▸ **What is being asked**:
Write out every entry exactly as it appears.

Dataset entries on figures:
···

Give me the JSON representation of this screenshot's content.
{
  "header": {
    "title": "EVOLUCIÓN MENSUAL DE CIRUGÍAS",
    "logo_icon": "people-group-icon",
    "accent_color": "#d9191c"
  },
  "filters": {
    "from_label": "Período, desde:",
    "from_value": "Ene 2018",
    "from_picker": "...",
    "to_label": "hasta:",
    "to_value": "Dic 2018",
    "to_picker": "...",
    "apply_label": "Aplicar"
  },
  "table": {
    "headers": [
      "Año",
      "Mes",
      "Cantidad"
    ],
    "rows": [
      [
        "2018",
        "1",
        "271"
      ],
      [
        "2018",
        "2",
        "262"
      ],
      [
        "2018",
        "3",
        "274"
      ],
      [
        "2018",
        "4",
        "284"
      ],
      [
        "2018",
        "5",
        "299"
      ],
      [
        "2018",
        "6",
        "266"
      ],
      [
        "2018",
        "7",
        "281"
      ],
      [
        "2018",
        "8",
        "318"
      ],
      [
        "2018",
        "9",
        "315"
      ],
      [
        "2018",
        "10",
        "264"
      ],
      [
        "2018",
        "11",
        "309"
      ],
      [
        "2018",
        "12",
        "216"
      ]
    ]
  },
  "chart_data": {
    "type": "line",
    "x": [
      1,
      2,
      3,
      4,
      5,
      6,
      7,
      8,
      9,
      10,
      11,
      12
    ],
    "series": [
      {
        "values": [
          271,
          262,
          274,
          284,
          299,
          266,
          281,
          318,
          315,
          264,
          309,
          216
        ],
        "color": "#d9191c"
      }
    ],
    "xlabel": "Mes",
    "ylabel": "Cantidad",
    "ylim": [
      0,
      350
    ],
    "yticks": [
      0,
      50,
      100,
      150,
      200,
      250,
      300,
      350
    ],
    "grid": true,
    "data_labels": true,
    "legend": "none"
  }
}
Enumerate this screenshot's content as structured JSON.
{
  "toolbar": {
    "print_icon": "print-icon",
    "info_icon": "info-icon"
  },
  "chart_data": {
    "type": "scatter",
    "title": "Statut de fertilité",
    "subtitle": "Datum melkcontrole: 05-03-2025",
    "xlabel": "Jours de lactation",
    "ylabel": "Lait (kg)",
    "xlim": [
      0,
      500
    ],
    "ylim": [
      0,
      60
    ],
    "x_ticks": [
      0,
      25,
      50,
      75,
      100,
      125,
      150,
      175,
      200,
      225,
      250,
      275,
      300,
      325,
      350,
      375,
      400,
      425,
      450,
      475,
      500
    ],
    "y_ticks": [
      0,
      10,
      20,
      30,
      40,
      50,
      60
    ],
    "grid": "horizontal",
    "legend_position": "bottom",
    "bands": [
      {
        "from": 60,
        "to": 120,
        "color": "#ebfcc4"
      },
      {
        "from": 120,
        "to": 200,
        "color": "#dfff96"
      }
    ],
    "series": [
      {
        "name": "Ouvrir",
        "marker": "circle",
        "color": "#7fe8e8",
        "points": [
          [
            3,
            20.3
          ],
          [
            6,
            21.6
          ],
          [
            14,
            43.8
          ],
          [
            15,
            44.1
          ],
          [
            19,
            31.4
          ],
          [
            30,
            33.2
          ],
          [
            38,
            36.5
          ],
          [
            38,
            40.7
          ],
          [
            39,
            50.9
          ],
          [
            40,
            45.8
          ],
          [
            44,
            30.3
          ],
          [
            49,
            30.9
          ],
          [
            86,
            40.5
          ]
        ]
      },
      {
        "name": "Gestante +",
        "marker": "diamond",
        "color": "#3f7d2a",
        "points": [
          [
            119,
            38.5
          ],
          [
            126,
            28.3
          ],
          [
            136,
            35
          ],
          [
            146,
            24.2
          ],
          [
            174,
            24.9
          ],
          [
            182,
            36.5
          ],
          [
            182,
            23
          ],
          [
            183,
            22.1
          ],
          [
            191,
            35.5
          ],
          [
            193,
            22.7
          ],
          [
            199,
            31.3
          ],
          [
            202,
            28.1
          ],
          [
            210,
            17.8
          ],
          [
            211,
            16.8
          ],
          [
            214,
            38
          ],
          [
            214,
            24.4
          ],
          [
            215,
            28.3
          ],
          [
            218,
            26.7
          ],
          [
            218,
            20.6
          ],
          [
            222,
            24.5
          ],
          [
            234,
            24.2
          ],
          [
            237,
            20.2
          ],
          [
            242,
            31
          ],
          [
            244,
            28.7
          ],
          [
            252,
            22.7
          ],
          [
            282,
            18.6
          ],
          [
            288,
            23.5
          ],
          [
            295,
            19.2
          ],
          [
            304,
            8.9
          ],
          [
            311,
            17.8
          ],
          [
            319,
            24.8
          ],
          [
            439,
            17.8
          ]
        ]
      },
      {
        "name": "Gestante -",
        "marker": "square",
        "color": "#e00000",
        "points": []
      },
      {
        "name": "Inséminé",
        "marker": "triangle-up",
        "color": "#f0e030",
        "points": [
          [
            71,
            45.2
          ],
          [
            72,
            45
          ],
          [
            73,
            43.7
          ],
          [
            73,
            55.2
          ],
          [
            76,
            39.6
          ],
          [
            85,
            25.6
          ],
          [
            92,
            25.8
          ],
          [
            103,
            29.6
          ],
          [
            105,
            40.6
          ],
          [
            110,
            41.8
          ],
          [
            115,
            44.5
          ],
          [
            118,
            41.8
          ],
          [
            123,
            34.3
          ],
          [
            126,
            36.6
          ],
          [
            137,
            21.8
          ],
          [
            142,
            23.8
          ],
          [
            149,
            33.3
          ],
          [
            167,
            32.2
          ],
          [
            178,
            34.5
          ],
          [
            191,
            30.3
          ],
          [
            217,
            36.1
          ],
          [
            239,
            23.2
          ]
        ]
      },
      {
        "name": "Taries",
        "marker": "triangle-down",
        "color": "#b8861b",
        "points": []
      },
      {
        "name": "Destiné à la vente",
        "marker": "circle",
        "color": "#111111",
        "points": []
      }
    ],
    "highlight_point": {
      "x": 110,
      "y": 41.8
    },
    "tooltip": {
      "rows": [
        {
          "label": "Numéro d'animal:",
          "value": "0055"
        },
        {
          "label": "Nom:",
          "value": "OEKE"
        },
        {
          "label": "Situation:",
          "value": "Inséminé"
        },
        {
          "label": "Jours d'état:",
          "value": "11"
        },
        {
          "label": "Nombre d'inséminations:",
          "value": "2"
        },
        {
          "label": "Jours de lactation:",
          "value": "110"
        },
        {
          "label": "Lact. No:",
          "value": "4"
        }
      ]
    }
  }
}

···

▸ **Answer in full**:
Give me the JSON representation of this screenshot's content.
{
  "header": {
    "title": "EVOLUCIÓN MENSUAL DE CIRUGÍAS",
    "logo_icon": "people-group-icon",
    "accent_color": "#d9191c"
  },
  "filters": {
    "from_label": "Período, desde:",
    "from_value": "Ene 2018",
    "from_picker": "...",
    "to_label": "hasta:",
    "to_value": "Dic 2018",
    "to_picker": "...",
    "apply_label": "Aplicar"
  },
  "table": {
    "headers": [
      "Año",
      "Mes",
      "Cantidad"
    ],
    "rows": [
      [
        "2018",
        "1",
        "271"
      ],
      [
        "2018",
        "2",
        "262"
      ],
      [
        "2018",
        "3",
        "274"
      ],
      [
        "2018",
        "4",
        "284"
      ],
      [
        "2018",
        "5",
        "299"
      ],
      [
        "2018",
        "6",
        "266"
      ],
      [
        "2018",
        "7",
        "281"
      ],
      [
        "2018",
        "8",
        "318"
      ],
      [
        "2018",
        "9",
        "315"
      ],
      [
        "2018",
        "10",
        "264"
      ],
      [
        "2018",
        "11",
        "309"
      ],
      [
        "2018",
        "12",
        "216"
      ]
    ]
  },
  "chart_data": {
    "type": "line",
    "x": [
      1,
      2,
      3,
      4,
      5,
      6,
      7,
      8,
      9,
      10,
      11,
      12
    ],
    "series": [
      {
        "values": [
          271,
          262,
          274,
          284,
          299,
          266,
          281,
          318,
          315,
          264,
          309,
          216
        ],
        "color": "#d9191c"
      }
    ],
    "xlabel": "Mes",
    "ylabel": "Cantidad",
    "ylim": [
      0,
      350
    ],
    "yticks": [
      0,
      50,
      100,
      150,
      200,
      250,
      300,
      350
    ],
    "grid": true,
    "data_labels": true,
    "legend": "none"
  }
}
Enumerate this screenshot's content as structured JSON.
{
  "toolbar": {
    "print_icon": "print-icon",
    "info_icon": "info-icon"
  },
  "chart_data": {
    "type": "scatter",
    "title": "Statut de fertilité",
    "subtitle": "Datum melkcontrole: 05-03-2025",
    "xlabel": "Jours de lactation",
    "ylabel": "Lait (kg)",
    "xlim": [
      0,
      500
    ],
    "ylim": [
      0,
      60
    ],
    "x_ticks": [
      0,
      25,
      50,
      75,
      100,
      125,
      150,
      175,
      200,
      225,
      250,
      275,
      300,
      325,
      350,
      375,
      400,
      425,
      450,
      475,
      500
    ],
    "y_ticks": [
      0,
      10,
      20,
      30,
      40,
      50,
      60
    ],
    "grid": "horizontal",
    "legend_position": "bottom",
    "bands": [
      {
        "from": 60,
        "to": 120,
        "color": "#ebfcc4"
      },
      {
        "from": 120,
        "to": 200,
        "color": "#dfff96"
      }
    ],
    "series": [
      {
        "name": "Ouvrir",
        "marker": "circle",
        "color": "#7fe8e8",
        "points": [
          [
            3,
            20.3
          ],
          [
            6,
            21.6
          ],
          [
            14,
            43.8
          ],
          [
            15,
            44.1
          ],
          [
            19,
            31.4
          ],
          [
            30,
            33.2
          ],
          [
            38,
            36.5
          ],
          [
            38,
            40.7
          ],
          [
            39,
            50.9
          ],
          [
            40,
            45.8
          ],
          [
            44,
            30.3
          ],
          [
            49,
            30.9
          ],
          [
            86,
            40.5
          ]
        ]
      },
      {
        "name": "Gestante +",
        "marker": "diamond",
        "color": "#3f7d2a",
        "points": [
          [
            119,
            38.5
          ],
          [
            126,
            28.3
          ],
          [
            136,
            35
          ],
          [
            146,
            24.2
          ],
          [
            174,
            24.9
          ],
          [
            182,
            36.5
          ],
          [
            182,
            23
          ],
          [
            183,
            22.1
          ],
          [
            191,
            35.5
          ],
          [
            193,
            22.7
          ],
          [
            199,
            31.3
          ],
          [
            202,
            28.1
          ],
          [
            210,
            17.8
          ],
          [
            211,
            16.8
          ],
          [
            214,
            38
          ],
          [
            214,
            24.4
          ],
          [
            215,
            28.3
          ],
          [
            218,
            26.7
          ],
          [
            218,
            20.6
          ],
          [
            222,
            24.5
          ],
          [
            234,
            24.2
          ],
          [
            237,
            20.2
          ],
          [
            242,
            31
          ],
          [
            244,
            28.7
          ],
          [
            252,
            22.7
          ],
          [
            282,
            18.6
          ],
          [
            288,
            23.5
          ],
          [
            295,
            19.2
          ],
          [
            304,
            8.9
          ],
          [
            311,
            17.8
          ],
          [
            319,
            24.8
          ],
          [
            439,
            17.8
          ]
        ]
      },
      {
        "name": "Gestante -",
        "marker": "square",
        "color": "#e00000",
        "points": []
      },
      {
        "name": "Inséminé",
        "marker": "triangle-up",
        "color": "#f0e030",
        "points": [
          [
            71,
            45.2
          ],
          [
            72,
            45
          ],
          [
            73,
            43.7
          ],
          [
            73,
            55.2
          ],
          [
            76,
            39.6
          ],
          [
            85,
            25.6
          ],
          [
            92,
            25.8
          ],
          [
            103,
            29.6
          ],
          [
            105,
            40.6
          ],
          [
            110,
            41.8
          ],
          [
            115,
            44.5
          ],
          [
            118,
            41.8
          ],
          [
            123,
            34.3
          ],
          [
            126,
            36.6
          ],
          [
            137,
            21.8
          ],
          [
            142,
            23.8
          ],
          [
            149,
            33.3
          ],
          [
            167,
            32.2
          ],
          [
            178,
            34.5
          ],
          [
            191,
            30.3
          ],
          [
            217,
            36.1
          ],
          [
            239,
            23.2
          ]
        ]
      },
      {
        "name": "Taries",
        "marker": "triangle-down",
        "color": "#b8861b",
        "points": []
      },
      {
        "name": "Destiné à la vente",
        "marker": "circle",
        "color": "#111111",
        "points": []
      }
    ],
    "highlight_point": {
      "x": 110,
      "y": 41.8
    },
    "tooltip": {
      "rows": [
        {
          "label": "Numéro d'animal:",
          "value": "0055"
        },
        {
          "label": "Nom:",
          "value": "OEKE"
        },
        {
          "label": "Situation:",
          "value": "Inséminé"
        },
        {
          "label": "Jours d'état:",
          "value": "11"
        },
        {
          "label": "Nombre d'inséminations:",
          "value": "2"
        },
        {
          "label": "Jours de lactation:",
          "value": "110"
        },
        {
          "label": "Lact. No:",
          "value": "4"
        }
      ]
    }
  }
}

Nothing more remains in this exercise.